- **Your goal**: An exact copy of every record is needed.

------ Extracted information

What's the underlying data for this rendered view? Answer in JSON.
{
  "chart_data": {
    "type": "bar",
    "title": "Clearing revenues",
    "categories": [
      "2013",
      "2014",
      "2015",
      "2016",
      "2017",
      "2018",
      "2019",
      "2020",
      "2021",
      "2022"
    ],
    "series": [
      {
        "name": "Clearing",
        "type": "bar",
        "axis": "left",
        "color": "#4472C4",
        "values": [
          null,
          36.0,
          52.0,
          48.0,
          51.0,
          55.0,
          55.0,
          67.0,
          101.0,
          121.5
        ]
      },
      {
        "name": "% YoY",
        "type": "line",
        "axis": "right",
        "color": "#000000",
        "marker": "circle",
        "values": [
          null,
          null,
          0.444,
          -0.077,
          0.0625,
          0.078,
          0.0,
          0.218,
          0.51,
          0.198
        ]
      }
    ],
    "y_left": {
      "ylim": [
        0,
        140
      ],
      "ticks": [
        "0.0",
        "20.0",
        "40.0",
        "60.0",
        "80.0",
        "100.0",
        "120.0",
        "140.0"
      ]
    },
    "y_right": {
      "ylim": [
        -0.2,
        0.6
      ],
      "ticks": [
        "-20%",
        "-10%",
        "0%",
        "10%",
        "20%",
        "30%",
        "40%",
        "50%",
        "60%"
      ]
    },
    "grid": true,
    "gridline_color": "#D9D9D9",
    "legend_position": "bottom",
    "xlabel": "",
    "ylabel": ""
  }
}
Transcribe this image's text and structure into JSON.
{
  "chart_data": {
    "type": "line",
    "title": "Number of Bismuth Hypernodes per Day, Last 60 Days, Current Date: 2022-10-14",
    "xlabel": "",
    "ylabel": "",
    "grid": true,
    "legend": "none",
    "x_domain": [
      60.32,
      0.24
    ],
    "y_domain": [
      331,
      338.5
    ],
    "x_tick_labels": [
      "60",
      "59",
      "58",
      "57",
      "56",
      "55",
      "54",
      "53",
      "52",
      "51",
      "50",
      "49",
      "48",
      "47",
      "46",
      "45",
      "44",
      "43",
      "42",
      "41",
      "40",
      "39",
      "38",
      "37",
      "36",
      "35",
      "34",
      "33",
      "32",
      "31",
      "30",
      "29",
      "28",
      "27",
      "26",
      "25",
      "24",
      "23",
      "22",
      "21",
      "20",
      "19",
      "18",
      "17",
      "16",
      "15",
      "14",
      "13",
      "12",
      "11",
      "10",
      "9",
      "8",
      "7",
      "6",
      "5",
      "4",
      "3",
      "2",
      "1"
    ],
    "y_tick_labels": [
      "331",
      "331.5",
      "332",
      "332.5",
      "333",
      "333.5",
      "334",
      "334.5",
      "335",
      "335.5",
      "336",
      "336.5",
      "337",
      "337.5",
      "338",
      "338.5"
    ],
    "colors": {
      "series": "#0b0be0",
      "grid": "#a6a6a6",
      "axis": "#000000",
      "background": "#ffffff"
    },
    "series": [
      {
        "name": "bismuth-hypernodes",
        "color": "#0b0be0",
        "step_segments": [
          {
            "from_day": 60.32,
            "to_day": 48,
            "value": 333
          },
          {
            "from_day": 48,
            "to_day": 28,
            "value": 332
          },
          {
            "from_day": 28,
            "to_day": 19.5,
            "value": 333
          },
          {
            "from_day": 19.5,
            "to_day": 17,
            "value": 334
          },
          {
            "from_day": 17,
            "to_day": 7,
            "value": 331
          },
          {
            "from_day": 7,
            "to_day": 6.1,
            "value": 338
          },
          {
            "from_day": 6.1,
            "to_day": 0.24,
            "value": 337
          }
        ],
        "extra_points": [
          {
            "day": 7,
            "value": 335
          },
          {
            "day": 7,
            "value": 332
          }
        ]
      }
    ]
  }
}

------------

- **Finished task**:
What's the underlying data for this rendered view? Answer in JSON.
{
  "chart_data": {
    "type": "bar",
    "title": "Clearing revenues",
    "categories": [
      "2013",
      "2014",
      "2015",
      "2016",
      "2017",
      "2018",
      "2019",
      "2020",
      "2021",
      "2022"
    ],
    "series": [
      {
        "name": "Clearing",
        "type": "bar",
        "axis": "left",
        "color": "#4472C4",
        "values": [
          null,
          36.0,
          52.0,
          48.0,
          51.0,
          55.0,
          55.0,
          67.0,
          101.0,
          121.5
        ]
      },
      {
        "name": "% YoY",
        "type": "line",
        "axis": "right",
        "color": "#000000",
        "marker": "circle",
        "values": [
          null,
          null,
          0.444,
          -0.077,
          0.0625,
          0.078,
          0.0,
          0.218,
          0.51,
          0.198
        ]
      }
    ],
    "y_left": {
      "ylim": [
        0,
        140
      ],
      "ticks": [
        "0.0",
        "20.0",
        "40.0",
        "60.0",
        "80.0",
        "100.0",
        "120.0",
        "140.0"
      ]
    },
    "y_right": {
      "ylim": [
        -0.2,
        0.6
      ],
      "ticks": [
        "-20%",
        "-10%",
        "0%",
        "10%",
        "20%",
        "30%",
        "40%",
        "50%",
        "60%"
      ]
    },
    "grid": true,
    "gridline_color": "#D9D9D9",
    "legend_position": "bottom",
    "xlabel": "",
    "ylabel": ""
  }
}
Transcribe this image's text and structure into JSON.
{
  "chart_data": {
    "type": "line",
    "title": "Number of Bismuth Hypernodes per Day, Last 60 Days, Current Date: 2022-10-14",
    "xlabel": "",
    "ylabel": "",
    "grid": true,
    "legend": "none",
    "x_domain": [
      60.32,
      0.24
    ],
    "y_domain": [
      331,
      338.5
    ],
    "x_tick_labels": [
      "60",
      "59",
      "58",
      "57",
      "56",
      "55",
      "54",
      "53",
      "52",
      "51",
      "50",
      "49",
      "48",
      "47",
      "46",
      "45",
      "44",
      "43",
      "42",
      "41",
      "40",
      "39",
      "38",
      "37",
      "36",
      "35",
      "34",
      "33",
      "32",
      "31",
      "30",
      "29",
      "28",
      "27",
      "26",
      "25",
      "24",
      "23",
      "22",
      "21",
      "20",
      "19",
      "18",
      "17",
      "16",
      "15",
      "14",
      "13",
      "12",
      "11",
      "10",
      "9",
      "8",
      "7",
      "6",
      "5",
      "4",
      "3",
      "2",
      "1"
    ],
    "y_tick_labels": [
      "331",
      "331.5",
      "332",
      "332.5",
      "333",
      "333.5",
      "334",
      "334.5",
      "335",
      "335.5",
      "336",
      "336.5",
      "337",
      "337.5",
      "338",
      "338.5"
    ],
    "colors": {
      "series": "#0b0be0",
      "grid": "#a6a6a6",
      "axis": "#000000",
      "background": "#ffffff"
    },
    "series": [
      {
        "name": "bismuth-hypernodes",
        "color": "#0b0be0",
        "step_segments": [
          {
            "from_day": 60.32,
            "to_day": 48,
            "value": 333
          },
          {
            "from_day": 48,
            "to_day": 28,
            "value": 332
          },
          {
            "from_day": 28,
            "to_day": 19.5,
            "value": 333
          },
          {
            "from_day": 19.5,
            "to_day": 17,
            "value": 334
          },
          {
            "from_day": 17,
            "to_day": 7,
            "value": 331
          },
          {
            "from_day": 7,
            "to_day": 6.1,
            "value": 338
          },
          {
            "from_day": 6.1,
            "to_day": 0.24,
            "value": 337
          }
        ],
        "extra_points": [
          {
            "day": 7,
            "value": 335
          },
          {
            "day": 7,
            "value": 332
          }
        ]
      }
    ]
  }
}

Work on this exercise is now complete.